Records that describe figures
□ □ □ □
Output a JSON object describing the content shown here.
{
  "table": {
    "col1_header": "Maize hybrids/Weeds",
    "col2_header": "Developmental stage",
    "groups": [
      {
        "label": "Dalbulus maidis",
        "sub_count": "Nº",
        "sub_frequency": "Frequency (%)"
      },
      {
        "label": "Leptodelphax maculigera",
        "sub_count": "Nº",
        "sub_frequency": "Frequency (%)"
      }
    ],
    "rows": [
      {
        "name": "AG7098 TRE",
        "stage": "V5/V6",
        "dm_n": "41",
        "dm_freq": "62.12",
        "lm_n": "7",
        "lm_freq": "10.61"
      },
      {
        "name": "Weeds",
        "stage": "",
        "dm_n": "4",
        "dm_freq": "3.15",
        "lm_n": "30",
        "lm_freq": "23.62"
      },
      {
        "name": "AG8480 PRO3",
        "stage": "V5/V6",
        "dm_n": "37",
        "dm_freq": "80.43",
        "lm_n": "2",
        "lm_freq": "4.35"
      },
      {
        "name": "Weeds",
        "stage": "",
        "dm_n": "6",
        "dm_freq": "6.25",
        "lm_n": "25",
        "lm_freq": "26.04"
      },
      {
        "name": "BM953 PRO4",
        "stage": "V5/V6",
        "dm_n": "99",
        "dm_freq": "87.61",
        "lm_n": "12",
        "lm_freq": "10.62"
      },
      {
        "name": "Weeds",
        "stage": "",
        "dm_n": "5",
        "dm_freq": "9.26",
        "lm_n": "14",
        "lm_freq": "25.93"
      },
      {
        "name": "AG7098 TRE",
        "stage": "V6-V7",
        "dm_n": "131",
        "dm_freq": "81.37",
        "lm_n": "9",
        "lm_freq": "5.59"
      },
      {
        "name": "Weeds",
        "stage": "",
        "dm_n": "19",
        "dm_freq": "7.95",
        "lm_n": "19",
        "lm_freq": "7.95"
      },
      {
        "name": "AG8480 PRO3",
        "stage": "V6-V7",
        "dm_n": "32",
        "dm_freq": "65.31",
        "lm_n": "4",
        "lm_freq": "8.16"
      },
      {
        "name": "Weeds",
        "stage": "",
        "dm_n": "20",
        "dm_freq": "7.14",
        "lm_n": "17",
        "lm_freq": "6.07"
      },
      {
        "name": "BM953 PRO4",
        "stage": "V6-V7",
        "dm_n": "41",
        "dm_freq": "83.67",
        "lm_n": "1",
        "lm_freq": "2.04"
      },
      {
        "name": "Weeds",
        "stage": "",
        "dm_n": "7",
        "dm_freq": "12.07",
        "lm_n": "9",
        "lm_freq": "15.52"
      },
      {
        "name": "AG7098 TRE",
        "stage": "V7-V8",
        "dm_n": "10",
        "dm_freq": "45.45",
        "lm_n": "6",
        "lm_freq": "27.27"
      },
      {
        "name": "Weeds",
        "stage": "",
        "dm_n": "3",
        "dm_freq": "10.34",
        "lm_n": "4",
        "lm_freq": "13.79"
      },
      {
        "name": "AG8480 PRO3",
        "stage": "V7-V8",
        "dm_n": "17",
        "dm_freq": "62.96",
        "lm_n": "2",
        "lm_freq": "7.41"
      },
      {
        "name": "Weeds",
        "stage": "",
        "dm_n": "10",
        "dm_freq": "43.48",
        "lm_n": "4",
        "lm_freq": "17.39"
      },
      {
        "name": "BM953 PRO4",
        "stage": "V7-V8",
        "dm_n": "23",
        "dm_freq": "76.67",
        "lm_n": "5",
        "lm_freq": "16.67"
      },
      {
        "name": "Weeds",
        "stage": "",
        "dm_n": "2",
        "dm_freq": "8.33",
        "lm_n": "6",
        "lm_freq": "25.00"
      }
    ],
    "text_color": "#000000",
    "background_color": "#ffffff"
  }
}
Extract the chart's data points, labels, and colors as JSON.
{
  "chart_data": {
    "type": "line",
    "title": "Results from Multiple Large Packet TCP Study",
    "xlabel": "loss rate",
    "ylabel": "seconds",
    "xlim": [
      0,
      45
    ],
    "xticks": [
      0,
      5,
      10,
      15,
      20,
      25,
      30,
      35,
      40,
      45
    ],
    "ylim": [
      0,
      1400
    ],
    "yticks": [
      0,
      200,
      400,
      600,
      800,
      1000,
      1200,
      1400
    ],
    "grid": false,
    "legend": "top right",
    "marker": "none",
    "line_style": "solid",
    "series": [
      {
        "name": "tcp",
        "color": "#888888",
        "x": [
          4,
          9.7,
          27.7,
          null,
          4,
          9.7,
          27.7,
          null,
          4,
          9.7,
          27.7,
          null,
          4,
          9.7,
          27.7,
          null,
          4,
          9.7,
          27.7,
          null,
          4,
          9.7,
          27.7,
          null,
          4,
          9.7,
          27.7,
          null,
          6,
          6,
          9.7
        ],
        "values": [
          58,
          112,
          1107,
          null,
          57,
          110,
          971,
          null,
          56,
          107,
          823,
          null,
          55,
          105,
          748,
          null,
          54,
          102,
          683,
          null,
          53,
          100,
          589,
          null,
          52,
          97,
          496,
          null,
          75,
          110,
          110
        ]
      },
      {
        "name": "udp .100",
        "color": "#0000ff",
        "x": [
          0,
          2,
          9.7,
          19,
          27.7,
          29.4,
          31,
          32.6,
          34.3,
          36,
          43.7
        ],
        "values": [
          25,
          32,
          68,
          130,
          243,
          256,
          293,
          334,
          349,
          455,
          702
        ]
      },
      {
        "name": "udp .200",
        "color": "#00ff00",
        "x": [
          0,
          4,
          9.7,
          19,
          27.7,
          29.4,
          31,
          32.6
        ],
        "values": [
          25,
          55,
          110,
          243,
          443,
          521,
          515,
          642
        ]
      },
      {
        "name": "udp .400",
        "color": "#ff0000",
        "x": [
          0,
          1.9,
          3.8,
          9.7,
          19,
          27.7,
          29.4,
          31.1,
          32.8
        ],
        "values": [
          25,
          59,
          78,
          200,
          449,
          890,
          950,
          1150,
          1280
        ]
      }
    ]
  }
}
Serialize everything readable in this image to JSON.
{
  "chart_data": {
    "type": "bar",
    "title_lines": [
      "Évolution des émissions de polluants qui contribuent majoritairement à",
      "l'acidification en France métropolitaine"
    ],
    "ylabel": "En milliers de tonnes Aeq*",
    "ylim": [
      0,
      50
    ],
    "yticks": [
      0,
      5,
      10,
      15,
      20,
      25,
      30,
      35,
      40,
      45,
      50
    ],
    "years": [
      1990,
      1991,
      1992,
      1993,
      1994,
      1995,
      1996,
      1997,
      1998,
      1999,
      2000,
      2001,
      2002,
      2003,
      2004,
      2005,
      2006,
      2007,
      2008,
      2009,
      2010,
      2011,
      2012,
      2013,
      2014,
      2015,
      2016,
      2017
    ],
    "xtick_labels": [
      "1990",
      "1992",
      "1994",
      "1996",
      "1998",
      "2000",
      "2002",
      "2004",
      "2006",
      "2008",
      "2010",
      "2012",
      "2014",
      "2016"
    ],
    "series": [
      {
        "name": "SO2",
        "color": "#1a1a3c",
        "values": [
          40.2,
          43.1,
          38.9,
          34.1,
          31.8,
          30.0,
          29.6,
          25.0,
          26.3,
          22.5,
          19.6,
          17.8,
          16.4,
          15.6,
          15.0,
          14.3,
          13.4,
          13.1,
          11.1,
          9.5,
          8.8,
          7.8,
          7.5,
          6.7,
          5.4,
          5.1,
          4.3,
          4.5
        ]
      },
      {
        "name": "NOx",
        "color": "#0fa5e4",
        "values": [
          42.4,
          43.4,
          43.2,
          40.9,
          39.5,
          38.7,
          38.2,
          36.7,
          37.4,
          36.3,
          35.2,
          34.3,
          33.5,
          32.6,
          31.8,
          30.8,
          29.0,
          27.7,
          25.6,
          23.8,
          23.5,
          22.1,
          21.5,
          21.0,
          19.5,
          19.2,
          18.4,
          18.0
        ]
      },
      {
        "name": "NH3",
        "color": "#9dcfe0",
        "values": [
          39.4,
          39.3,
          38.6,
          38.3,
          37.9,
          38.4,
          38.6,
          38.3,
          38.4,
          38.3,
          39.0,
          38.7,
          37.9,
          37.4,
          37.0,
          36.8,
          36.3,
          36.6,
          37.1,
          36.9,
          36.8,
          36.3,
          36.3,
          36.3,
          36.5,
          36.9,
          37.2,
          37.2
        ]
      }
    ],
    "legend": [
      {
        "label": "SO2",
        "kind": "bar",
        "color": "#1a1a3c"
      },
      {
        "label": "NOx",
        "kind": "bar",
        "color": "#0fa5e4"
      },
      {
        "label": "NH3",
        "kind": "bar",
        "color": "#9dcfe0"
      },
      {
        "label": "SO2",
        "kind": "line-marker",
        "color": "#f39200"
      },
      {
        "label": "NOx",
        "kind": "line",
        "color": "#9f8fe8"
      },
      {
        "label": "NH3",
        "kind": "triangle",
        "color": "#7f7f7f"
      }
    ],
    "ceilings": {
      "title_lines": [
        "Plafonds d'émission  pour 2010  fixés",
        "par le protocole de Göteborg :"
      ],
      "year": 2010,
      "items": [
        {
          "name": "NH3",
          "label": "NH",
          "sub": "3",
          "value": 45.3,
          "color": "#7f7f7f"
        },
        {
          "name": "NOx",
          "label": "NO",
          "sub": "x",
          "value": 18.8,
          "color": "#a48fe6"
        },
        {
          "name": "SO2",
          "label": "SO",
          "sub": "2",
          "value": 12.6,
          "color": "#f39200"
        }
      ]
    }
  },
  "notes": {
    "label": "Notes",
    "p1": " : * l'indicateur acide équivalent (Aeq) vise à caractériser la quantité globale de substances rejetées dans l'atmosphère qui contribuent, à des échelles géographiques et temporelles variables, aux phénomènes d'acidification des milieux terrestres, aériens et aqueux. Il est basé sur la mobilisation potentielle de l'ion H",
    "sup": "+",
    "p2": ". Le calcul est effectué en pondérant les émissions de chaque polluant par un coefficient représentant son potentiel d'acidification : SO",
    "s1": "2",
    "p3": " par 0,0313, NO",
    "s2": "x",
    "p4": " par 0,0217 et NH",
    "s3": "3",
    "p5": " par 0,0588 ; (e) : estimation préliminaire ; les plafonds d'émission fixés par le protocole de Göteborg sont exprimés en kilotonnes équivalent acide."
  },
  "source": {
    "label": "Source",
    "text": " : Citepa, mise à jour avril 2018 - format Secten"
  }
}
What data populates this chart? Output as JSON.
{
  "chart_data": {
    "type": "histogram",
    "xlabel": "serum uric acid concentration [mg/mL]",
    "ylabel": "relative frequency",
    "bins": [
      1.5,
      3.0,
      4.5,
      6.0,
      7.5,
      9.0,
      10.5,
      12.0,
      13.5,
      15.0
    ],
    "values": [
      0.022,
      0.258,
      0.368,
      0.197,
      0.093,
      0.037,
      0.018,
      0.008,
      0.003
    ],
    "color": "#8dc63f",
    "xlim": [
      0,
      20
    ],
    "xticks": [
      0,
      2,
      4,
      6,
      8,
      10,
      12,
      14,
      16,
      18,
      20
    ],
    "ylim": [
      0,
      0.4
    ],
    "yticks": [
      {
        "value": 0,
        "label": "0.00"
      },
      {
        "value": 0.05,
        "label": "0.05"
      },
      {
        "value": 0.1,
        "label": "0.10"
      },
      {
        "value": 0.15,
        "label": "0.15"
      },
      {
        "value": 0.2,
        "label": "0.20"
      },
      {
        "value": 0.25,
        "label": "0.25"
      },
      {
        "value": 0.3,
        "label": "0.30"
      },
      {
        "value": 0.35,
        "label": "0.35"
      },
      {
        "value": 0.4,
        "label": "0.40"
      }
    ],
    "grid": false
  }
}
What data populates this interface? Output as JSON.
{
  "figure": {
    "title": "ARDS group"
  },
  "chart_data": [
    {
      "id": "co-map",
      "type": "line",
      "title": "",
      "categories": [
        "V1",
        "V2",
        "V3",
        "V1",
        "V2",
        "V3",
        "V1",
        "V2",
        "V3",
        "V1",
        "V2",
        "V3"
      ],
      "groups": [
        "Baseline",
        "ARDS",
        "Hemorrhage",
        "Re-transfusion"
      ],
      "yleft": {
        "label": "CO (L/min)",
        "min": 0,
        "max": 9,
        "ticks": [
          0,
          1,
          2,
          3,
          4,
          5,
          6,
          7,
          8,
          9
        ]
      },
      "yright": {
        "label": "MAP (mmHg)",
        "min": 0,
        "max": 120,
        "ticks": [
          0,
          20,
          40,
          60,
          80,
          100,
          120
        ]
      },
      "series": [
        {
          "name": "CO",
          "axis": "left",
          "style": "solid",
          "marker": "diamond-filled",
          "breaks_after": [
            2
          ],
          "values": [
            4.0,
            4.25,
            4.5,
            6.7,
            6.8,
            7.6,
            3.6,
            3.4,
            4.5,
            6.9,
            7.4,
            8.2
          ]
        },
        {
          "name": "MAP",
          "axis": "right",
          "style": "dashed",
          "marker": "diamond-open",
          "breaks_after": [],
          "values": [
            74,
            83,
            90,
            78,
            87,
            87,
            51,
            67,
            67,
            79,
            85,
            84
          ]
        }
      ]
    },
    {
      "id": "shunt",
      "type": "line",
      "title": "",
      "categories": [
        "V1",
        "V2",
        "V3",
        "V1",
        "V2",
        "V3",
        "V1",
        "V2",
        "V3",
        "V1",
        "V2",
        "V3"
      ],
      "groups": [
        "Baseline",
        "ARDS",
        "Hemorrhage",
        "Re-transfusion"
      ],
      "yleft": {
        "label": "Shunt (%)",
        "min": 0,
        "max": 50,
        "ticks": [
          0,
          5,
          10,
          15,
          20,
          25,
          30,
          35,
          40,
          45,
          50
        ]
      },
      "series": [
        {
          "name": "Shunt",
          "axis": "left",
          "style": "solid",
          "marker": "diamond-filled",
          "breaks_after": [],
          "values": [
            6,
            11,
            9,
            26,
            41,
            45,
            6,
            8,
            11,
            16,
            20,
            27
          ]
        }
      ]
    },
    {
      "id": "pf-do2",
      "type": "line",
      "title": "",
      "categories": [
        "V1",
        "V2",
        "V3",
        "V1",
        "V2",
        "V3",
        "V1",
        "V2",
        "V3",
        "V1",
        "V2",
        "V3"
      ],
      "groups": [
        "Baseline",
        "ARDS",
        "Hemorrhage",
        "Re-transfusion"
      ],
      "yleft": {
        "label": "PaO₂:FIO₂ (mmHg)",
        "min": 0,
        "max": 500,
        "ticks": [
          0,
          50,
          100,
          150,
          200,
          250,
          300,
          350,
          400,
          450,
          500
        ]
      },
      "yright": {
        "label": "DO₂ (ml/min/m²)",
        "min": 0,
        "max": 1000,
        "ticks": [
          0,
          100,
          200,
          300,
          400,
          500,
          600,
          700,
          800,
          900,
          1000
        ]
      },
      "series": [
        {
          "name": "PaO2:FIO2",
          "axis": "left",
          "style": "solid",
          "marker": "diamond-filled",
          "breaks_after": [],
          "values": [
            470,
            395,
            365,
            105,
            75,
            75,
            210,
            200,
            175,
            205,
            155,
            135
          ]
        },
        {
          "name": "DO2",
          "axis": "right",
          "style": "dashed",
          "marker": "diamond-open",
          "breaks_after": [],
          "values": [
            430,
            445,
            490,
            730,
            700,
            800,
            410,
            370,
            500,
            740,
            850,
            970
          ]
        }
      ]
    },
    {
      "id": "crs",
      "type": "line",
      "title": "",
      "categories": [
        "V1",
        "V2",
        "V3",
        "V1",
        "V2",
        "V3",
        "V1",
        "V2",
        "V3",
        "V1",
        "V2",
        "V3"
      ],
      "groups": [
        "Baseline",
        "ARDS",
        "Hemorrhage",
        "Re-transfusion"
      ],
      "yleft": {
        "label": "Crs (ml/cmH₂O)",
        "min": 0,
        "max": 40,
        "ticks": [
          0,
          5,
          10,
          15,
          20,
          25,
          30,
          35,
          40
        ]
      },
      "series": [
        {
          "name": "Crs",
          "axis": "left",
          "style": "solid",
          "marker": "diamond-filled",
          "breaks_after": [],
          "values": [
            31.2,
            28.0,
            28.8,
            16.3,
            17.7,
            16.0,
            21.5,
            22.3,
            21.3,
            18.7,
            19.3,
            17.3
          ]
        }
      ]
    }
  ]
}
□ □ □ □
## What is needed:
Report all lines of the data above that include the string "JSON".

## Answer to this problem:
Output a JSON object describing the content shown here.
Extract the chart's data points, labels, and colors as JSON.
Serialize everything readable in this image to JSON.
What data populates this chart? Output as JSON.
What data populates this interface? Output as JSON.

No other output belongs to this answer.